Written task: Counting only lines that hold "from", give the total and nothing more.

Raw records:
__________________________________________________
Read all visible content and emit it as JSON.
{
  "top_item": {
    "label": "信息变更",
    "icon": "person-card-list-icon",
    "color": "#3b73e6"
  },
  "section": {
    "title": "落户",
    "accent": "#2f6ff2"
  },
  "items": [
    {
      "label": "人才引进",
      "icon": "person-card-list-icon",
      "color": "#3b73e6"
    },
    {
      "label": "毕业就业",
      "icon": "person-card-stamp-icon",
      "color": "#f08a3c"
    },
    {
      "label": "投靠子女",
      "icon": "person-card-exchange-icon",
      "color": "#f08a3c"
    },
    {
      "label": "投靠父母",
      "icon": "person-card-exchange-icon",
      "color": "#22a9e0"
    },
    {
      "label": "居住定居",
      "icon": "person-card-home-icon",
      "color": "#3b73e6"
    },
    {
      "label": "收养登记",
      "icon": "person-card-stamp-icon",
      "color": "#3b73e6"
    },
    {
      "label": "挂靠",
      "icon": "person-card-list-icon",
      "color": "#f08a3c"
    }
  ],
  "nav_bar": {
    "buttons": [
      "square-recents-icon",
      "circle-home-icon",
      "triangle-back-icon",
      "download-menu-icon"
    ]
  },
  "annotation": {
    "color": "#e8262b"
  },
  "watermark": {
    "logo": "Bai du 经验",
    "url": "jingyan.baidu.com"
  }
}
__________________________________________________
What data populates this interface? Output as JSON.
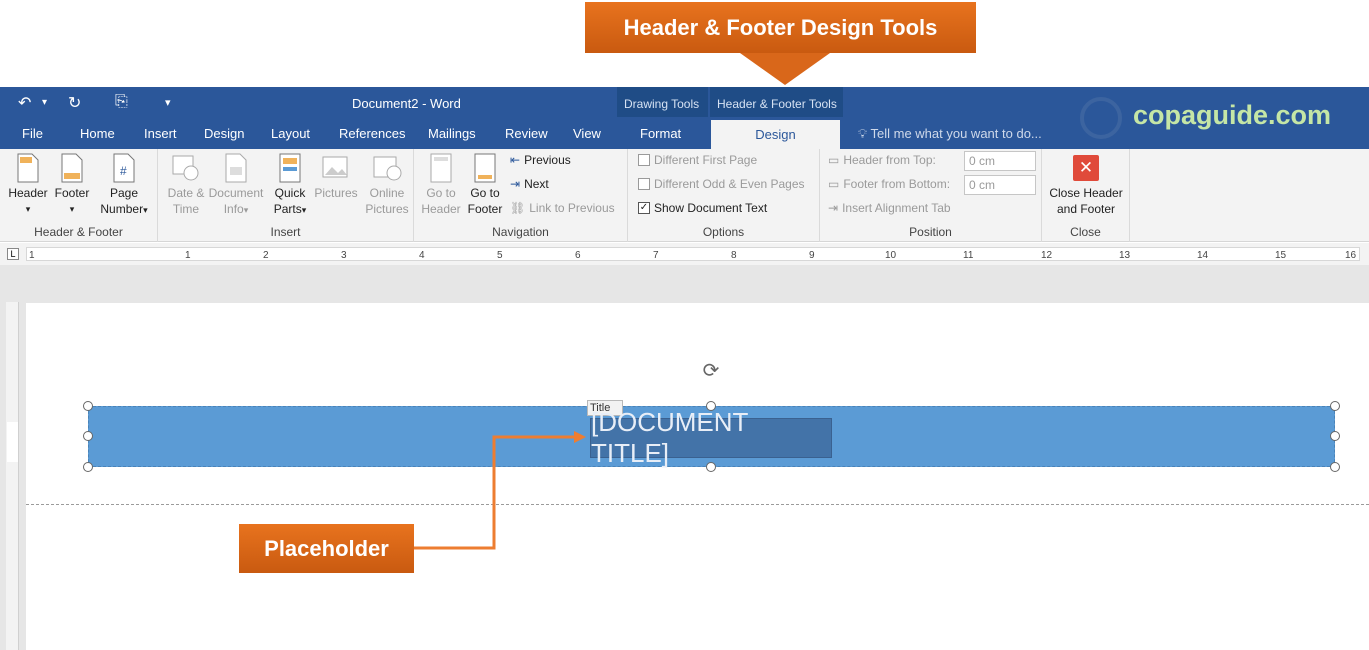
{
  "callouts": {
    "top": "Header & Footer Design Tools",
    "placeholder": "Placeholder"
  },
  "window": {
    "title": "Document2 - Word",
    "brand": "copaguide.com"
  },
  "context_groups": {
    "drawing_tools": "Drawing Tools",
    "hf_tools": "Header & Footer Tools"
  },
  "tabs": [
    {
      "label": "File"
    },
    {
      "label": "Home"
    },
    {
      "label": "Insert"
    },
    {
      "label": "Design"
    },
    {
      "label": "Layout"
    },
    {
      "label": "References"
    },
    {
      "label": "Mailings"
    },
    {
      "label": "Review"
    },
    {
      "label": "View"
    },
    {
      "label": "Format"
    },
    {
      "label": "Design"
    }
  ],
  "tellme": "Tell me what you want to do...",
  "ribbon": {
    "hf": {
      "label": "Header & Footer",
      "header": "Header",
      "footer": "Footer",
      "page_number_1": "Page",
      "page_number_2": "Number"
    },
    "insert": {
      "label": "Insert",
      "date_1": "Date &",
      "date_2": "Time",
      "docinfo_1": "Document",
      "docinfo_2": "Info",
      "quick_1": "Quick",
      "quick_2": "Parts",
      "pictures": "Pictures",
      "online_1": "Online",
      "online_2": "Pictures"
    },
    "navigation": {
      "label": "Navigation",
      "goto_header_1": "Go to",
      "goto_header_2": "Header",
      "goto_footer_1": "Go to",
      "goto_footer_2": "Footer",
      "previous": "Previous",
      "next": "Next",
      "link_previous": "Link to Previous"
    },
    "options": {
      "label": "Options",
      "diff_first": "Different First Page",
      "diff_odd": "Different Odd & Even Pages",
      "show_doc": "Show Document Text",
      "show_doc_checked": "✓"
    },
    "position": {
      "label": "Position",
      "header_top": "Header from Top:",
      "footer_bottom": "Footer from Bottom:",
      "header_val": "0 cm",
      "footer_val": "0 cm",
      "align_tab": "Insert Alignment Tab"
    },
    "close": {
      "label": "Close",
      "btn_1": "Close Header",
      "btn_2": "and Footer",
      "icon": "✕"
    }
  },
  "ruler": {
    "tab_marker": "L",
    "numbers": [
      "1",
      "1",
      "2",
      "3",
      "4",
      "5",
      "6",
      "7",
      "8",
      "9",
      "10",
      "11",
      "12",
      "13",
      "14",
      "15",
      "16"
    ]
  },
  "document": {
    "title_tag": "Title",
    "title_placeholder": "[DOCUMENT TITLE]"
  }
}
__________________________________________________
Output for this task: 2